[Dataset entries on figures]

-=-=-=-=-

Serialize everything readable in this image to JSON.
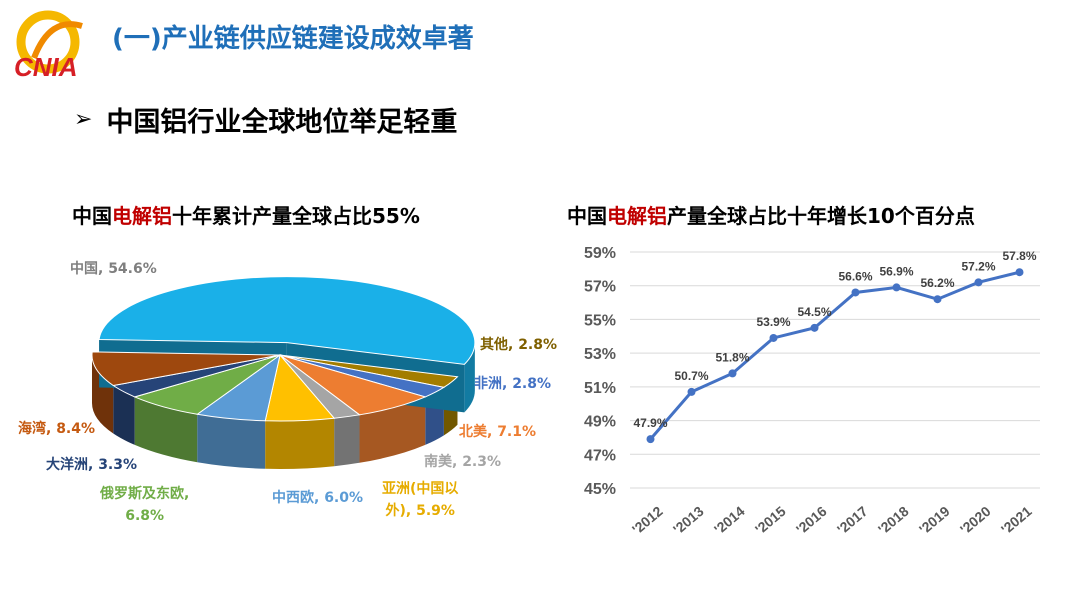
{
  "header": {
    "logo_text": "CNIA",
    "title": "(一)产业链供应链建设成效卓著"
  },
  "section": {
    "bullet": "➢",
    "subtitle": "中国铝行业全球地位举足轻重"
  },
  "chart_data": [
    {
      "type": "pie",
      "title_parts": [
        "中国",
        "电解铝",
        "十年累计产量全球占比55%"
      ],
      "slices": [
        {
          "label": "中国",
          "value": 54.6,
          "display": "中国, 54.6%",
          "color": "#1ab0e8"
        },
        {
          "label": "其他",
          "value": 2.8,
          "display": "其他, 2.8%",
          "color": "#a37d00"
        },
        {
          "label": "非洲",
          "value": 2.8,
          "display": "非洲, 2.8%",
          "color": "#4472c4"
        },
        {
          "label": "北美",
          "value": 7.1,
          "display": "北美, 7.1%",
          "color": "#ed7d31"
        },
        {
          "label": "南美",
          "value": 2.3,
          "display": "南美, 2.3%",
          "color": "#a5a5a5"
        },
        {
          "label": "亚洲(中国以外)",
          "value": 5.9,
          "display_line1": "亚洲(中国以",
          "display_line2": "外), 5.9%",
          "color": "#ffc000"
        },
        {
          "label": "中西欧",
          "value": 6.0,
          "display": "中西欧, 6.0%",
          "color": "#5b9bd5"
        },
        {
          "label": "俄罗斯及东欧",
          "value": 6.8,
          "display_line1": "俄罗斯及东欧,",
          "display_line2": "6.8%",
          "color": "#70ad47"
        },
        {
          "label": "大洋洲",
          "value": 3.3,
          "display": "大洋洲, 3.3%",
          "color": "#264478"
        },
        {
          "label": "海湾",
          "value": 8.4,
          "display": "海湾, 8.4%",
          "color": "#9e480e"
        }
      ]
    },
    {
      "type": "line",
      "title_parts": [
        "中国",
        "电解铝",
        "产量全球占比十年增长10个百分点"
      ],
      "categories": [
        "'2012",
        "'2013",
        "'2014",
        "'2015",
        "'2016",
        "'2017",
        "'2018",
        "'2019",
        "'2020",
        "'2021"
      ],
      "series": [
        {
          "values": [
            47.9,
            50.7,
            51.8,
            53.9,
            54.5,
            56.6,
            56.9,
            56.2,
            57.2,
            57.8
          ],
          "color": "#4472c4"
        }
      ],
      "data_labels": [
        "47.9%",
        "50.7%",
        "51.8%",
        "53.9%",
        "54.5%",
        "56.6%",
        "56.9%",
        "56.2%",
        "57.2%",
        "57.8%"
      ],
      "yticks": [
        45,
        47,
        49,
        51,
        53,
        55,
        57,
        59
      ],
      "ytick_labels": [
        "45%",
        "47%",
        "49%",
        "51%",
        "53%",
        "55%",
        "57%",
        "59%"
      ],
      "ylim": [
        45,
        59
      ],
      "grid": true
    }
  ]
}
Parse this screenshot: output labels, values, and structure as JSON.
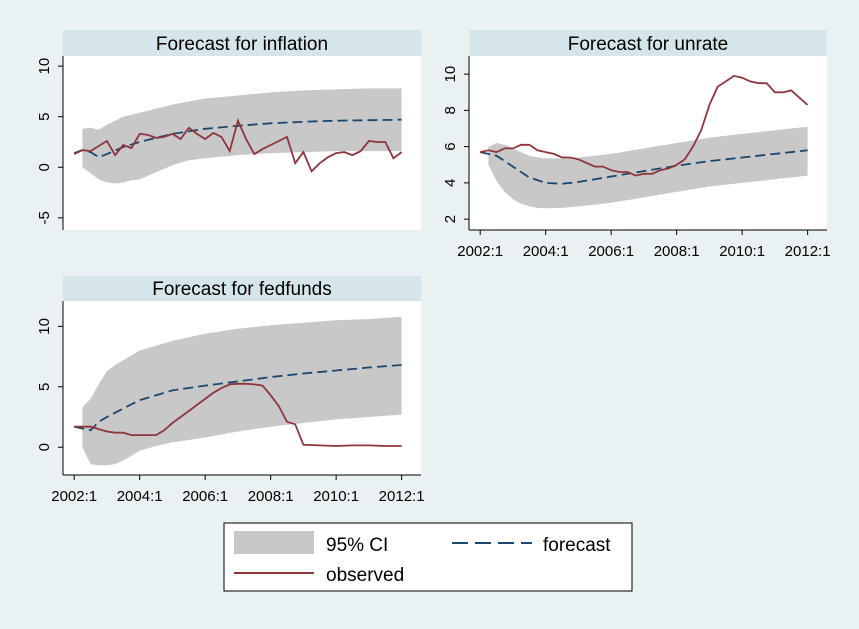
{
  "style": {
    "background": "#eaf1f3",
    "panel_background": "#ffffff",
    "title_strip": "#d6e5ea",
    "ci_color": "#c8c8c8",
    "forecast_color": "#1a476f",
    "observed_color": "#90353b",
    "axis_color": "#000000"
  },
  "legend": {
    "ci_label": "95% CI",
    "forecast_label": "forecast",
    "observed_label": "observed"
  },
  "chart_data": [
    {
      "type": "line",
      "title": "Forecast for inflation",
      "x_tick_labels": [],
      "y_ticks": [
        -5,
        0,
        5,
        10
      ],
      "y_tick_labels": [
        "-5",
        "0",
        "5",
        "10"
      ],
      "ylim": [
        -6.2,
        11
      ],
      "xlim": [
        2001.75,
        2012.5
      ],
      "grid": false,
      "series": [
        {
          "role": "ci",
          "x": [
            2002.25,
            2002.5,
            2002.75,
            2003,
            2003.25,
            2003.5,
            2003.75,
            2004,
            2004.5,
            2005,
            2005.5,
            2006,
            2007,
            2008,
            2009,
            2010,
            2011,
            2012
          ],
          "upper": [
            3.8,
            3.9,
            3.7,
            4.2,
            4.6,
            5.0,
            5.2,
            5.4,
            5.8,
            6.2,
            6.5,
            6.8,
            7.1,
            7.4,
            7.6,
            7.7,
            7.8,
            7.8
          ],
          "lower": [
            0.0,
            -0.6,
            -1.2,
            -1.5,
            -1.6,
            -1.5,
            -1.3,
            -1.2,
            -0.5,
            0.2,
            0.7,
            0.9,
            1.2,
            1.4,
            1.5,
            1.6,
            1.6,
            1.6
          ]
        },
        {
          "role": "forecast",
          "x": [
            2002,
            2002.25,
            2002.5,
            2002.75,
            2003,
            2003.5,
            2004,
            2004.5,
            2005,
            2006,
            2007,
            2008,
            2009,
            2010,
            2011,
            2012
          ],
          "y": [
            1.4,
            1.7,
            1.5,
            1.0,
            1.3,
            2.0,
            2.5,
            2.9,
            3.3,
            3.8,
            4.1,
            4.35,
            4.5,
            4.6,
            4.65,
            4.7
          ]
        },
        {
          "role": "observed",
          "x": [
            2002,
            2002.25,
            2002.5,
            2002.75,
            2003,
            2003.25,
            2003.5,
            2003.75,
            2004,
            2004.25,
            2004.5,
            2004.75,
            2005,
            2005.25,
            2005.5,
            2005.75,
            2006,
            2006.25,
            2006.5,
            2006.75,
            2007,
            2007.25,
            2007.5,
            2007.75,
            2008,
            2008.25,
            2008.5,
            2008.75,
            2009,
            2009.25,
            2009.5,
            2009.75,
            2010,
            2010.25,
            2010.5,
            2010.75,
            2011,
            2011.25,
            2011.5,
            2011.75,
            2012
          ],
          "y": [
            1.3,
            1.7,
            1.6,
            2.1,
            2.6,
            1.2,
            2.2,
            1.9,
            3.3,
            3.2,
            2.9,
            3.0,
            3.3,
            2.8,
            3.9,
            3.3,
            2.8,
            3.4,
            3.0,
            1.6,
            4.6,
            2.8,
            1.3,
            1.8,
            2.2,
            2.6,
            3.0,
            0.4,
            1.5,
            -0.4,
            0.4,
            1.0,
            1.4,
            1.5,
            1.2,
            1.6,
            2.6,
            2.5,
            2.5,
            0.9,
            1.5
          ]
        }
      ]
    },
    {
      "type": "line",
      "title": "Forecast for unrate",
      "x_tick_labels": [
        "2002:1",
        "2004:1",
        "2006:1",
        "2008:1",
        "2010:1",
        "2012:1"
      ],
      "y_ticks": [
        2,
        4,
        6,
        8,
        10
      ],
      "y_tick_labels": [
        "2",
        "4",
        "6",
        "8",
        "10"
      ],
      "ylim": [
        1.4,
        11
      ],
      "xlim": [
        2001.75,
        2012.5
      ],
      "grid": false,
      "series": [
        {
          "role": "ci",
          "x": [
            2002.25,
            2002.5,
            2002.75,
            2003,
            2003.25,
            2003.5,
            2003.75,
            2004,
            2004.5,
            2005,
            2005.5,
            2006,
            2007,
            2008,
            2009,
            2010,
            2011,
            2012
          ],
          "upper": [
            6.0,
            6.2,
            6.1,
            5.9,
            5.7,
            5.5,
            5.4,
            5.35,
            5.35,
            5.4,
            5.5,
            5.6,
            5.9,
            6.2,
            6.5,
            6.7,
            6.9,
            7.1
          ],
          "lower": [
            5.0,
            4.1,
            3.5,
            3.1,
            2.85,
            2.7,
            2.62,
            2.6,
            2.62,
            2.7,
            2.8,
            2.9,
            3.2,
            3.5,
            3.8,
            4.0,
            4.2,
            4.4
          ]
        },
        {
          "role": "forecast",
          "x": [
            2002,
            2002.5,
            2003,
            2003.5,
            2004,
            2004.5,
            2005,
            2006,
            2007,
            2008,
            2009,
            2010,
            2011,
            2012
          ],
          "y": [
            5.7,
            5.5,
            4.9,
            4.3,
            4.0,
            3.95,
            4.05,
            4.35,
            4.65,
            4.95,
            5.2,
            5.4,
            5.6,
            5.8
          ]
        },
        {
          "role": "observed",
          "x": [
            2002,
            2002.25,
            2002.5,
            2002.75,
            2003,
            2003.25,
            2003.5,
            2003.75,
            2004,
            2004.25,
            2004.5,
            2004.75,
            2005,
            2005.25,
            2005.5,
            2005.75,
            2006,
            2006.25,
            2006.5,
            2006.75,
            2007,
            2007.25,
            2007.5,
            2007.75,
            2008,
            2008.25,
            2008.5,
            2008.75,
            2009,
            2009.25,
            2009.5,
            2009.75,
            2010,
            2010.25,
            2010.5,
            2010.75,
            2011,
            2011.25,
            2011.5,
            2011.75,
            2012
          ],
          "y": [
            5.7,
            5.8,
            5.7,
            5.9,
            5.9,
            6.1,
            6.1,
            5.8,
            5.7,
            5.6,
            5.4,
            5.4,
            5.3,
            5.1,
            4.9,
            4.9,
            4.7,
            4.6,
            4.6,
            4.4,
            4.5,
            4.5,
            4.7,
            4.8,
            5.0,
            5.3,
            6.0,
            6.9,
            8.3,
            9.3,
            9.6,
            9.9,
            9.8,
            9.6,
            9.5,
            9.5,
            9.0,
            9.0,
            9.1,
            8.7,
            8.3
          ]
        }
      ]
    },
    {
      "type": "line",
      "title": "Forecast for fedfunds",
      "x_tick_labels": [
        "2002:1",
        "2004:1",
        "2006:1",
        "2008:1",
        "2010:1",
        "2012:1"
      ],
      "y_ticks": [
        0,
        5,
        10
      ],
      "y_tick_labels": [
        "0",
        "5",
        "10"
      ],
      "ylim": [
        -2.3,
        12.1
      ],
      "xlim": [
        2001.75,
        2012.5
      ],
      "grid": false,
      "series": [
        {
          "role": "ci",
          "x": [
            2002.25,
            2002.5,
            2002.75,
            2003,
            2003.25,
            2003.5,
            2003.75,
            2004,
            2004.5,
            2005,
            2005.5,
            2006,
            2007,
            2008,
            2009,
            2010,
            2011,
            2012
          ],
          "upper": [
            3.3,
            4.0,
            5.2,
            6.3,
            6.8,
            7.2,
            7.6,
            8.0,
            8.4,
            8.8,
            9.1,
            9.4,
            9.8,
            10.1,
            10.3,
            10.5,
            10.6,
            10.8
          ],
          "lower": [
            0.0,
            -1.4,
            -1.5,
            -1.5,
            -1.4,
            -1.1,
            -0.7,
            -0.3,
            0.1,
            0.4,
            0.6,
            0.8,
            1.3,
            1.7,
            2.0,
            2.3,
            2.5,
            2.7
          ]
        },
        {
          "role": "forecast",
          "x": [
            2002,
            2002.5,
            2002.75,
            2003,
            2003.5,
            2004,
            2004.5,
            2005,
            2006,
            2007,
            2008,
            2009,
            2010,
            2011,
            2012
          ],
          "y": [
            1.7,
            1.4,
            2.1,
            2.5,
            3.2,
            3.9,
            4.3,
            4.7,
            5.1,
            5.45,
            5.8,
            6.1,
            6.35,
            6.6,
            6.8
          ]
        },
        {
          "role": "observed",
          "x": [
            2002,
            2002.25,
            2002.5,
            2002.75,
            2003,
            2003.25,
            2003.5,
            2003.75,
            2004,
            2004.25,
            2004.5,
            2004.75,
            2005,
            2005.25,
            2005.5,
            2005.75,
            2006,
            2006.25,
            2006.5,
            2006.75,
            2007,
            2007.25,
            2007.5,
            2007.75,
            2008,
            2008.25,
            2008.5,
            2008.75,
            2009,
            2009.5,
            2010,
            2010.5,
            2011,
            2011.5,
            2012
          ],
          "y": [
            1.7,
            1.7,
            1.7,
            1.5,
            1.3,
            1.2,
            1.2,
            1.0,
            1.0,
            1.0,
            1.0,
            1.4,
            2.0,
            2.5,
            3.0,
            3.5,
            4.0,
            4.5,
            4.9,
            5.2,
            5.25,
            5.25,
            5.2,
            5.1,
            4.3,
            3.4,
            2.1,
            1.9,
            0.2,
            0.15,
            0.1,
            0.15,
            0.15,
            0.1,
            0.1
          ]
        }
      ]
    }
  ]
}
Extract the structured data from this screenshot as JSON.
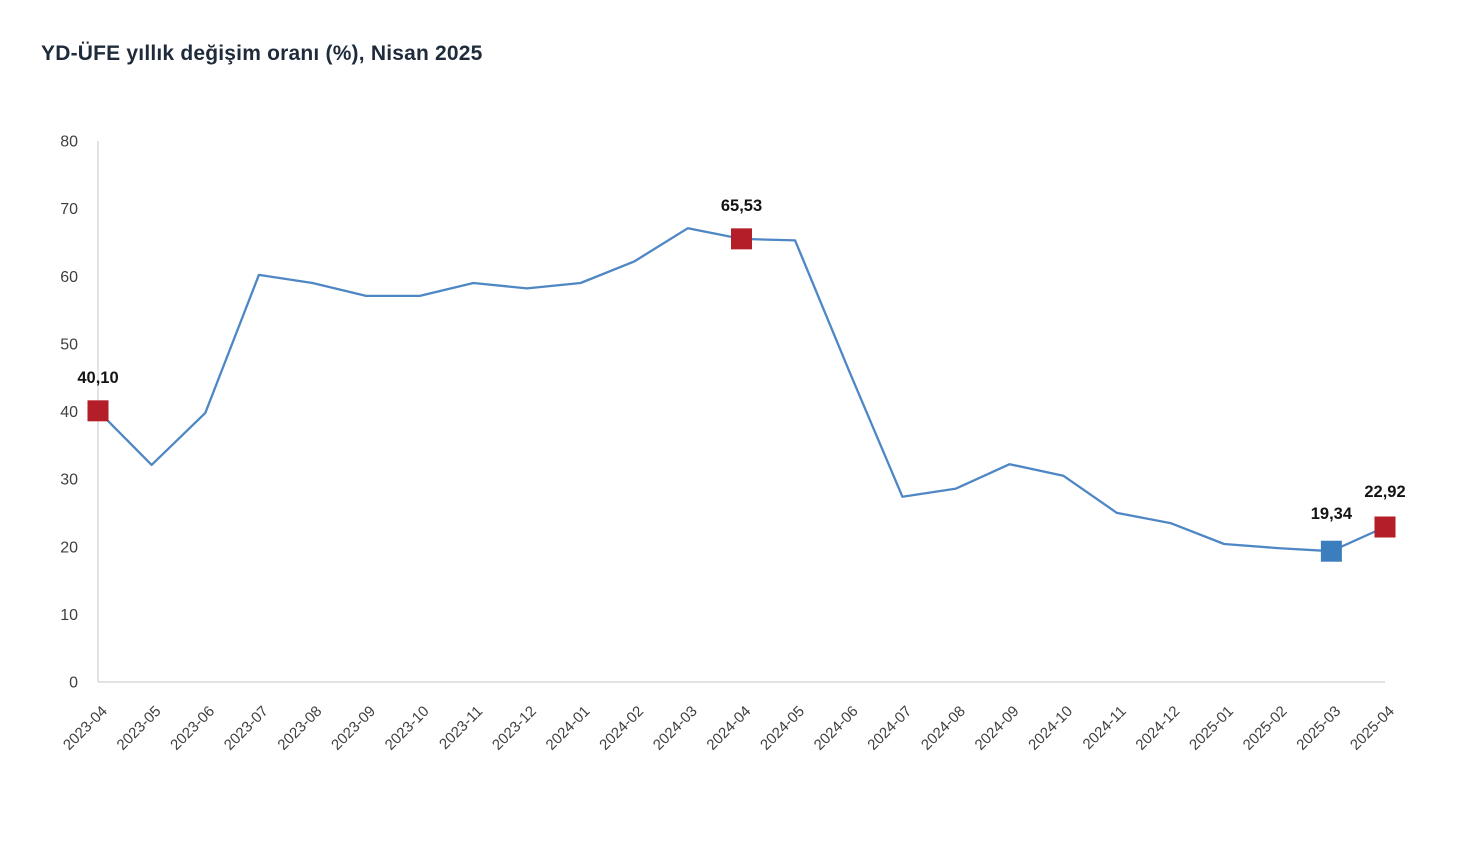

-=-=-=-=-

### The request
Filter the records, keeping only lines that contain "JSON", and show those lines.

### Problem solution
Serialize everything readable in this image to JSON.
Parse this screenshot: output labels, values, and structure as JSON.
Extract the structured data from this screenshot as JSON.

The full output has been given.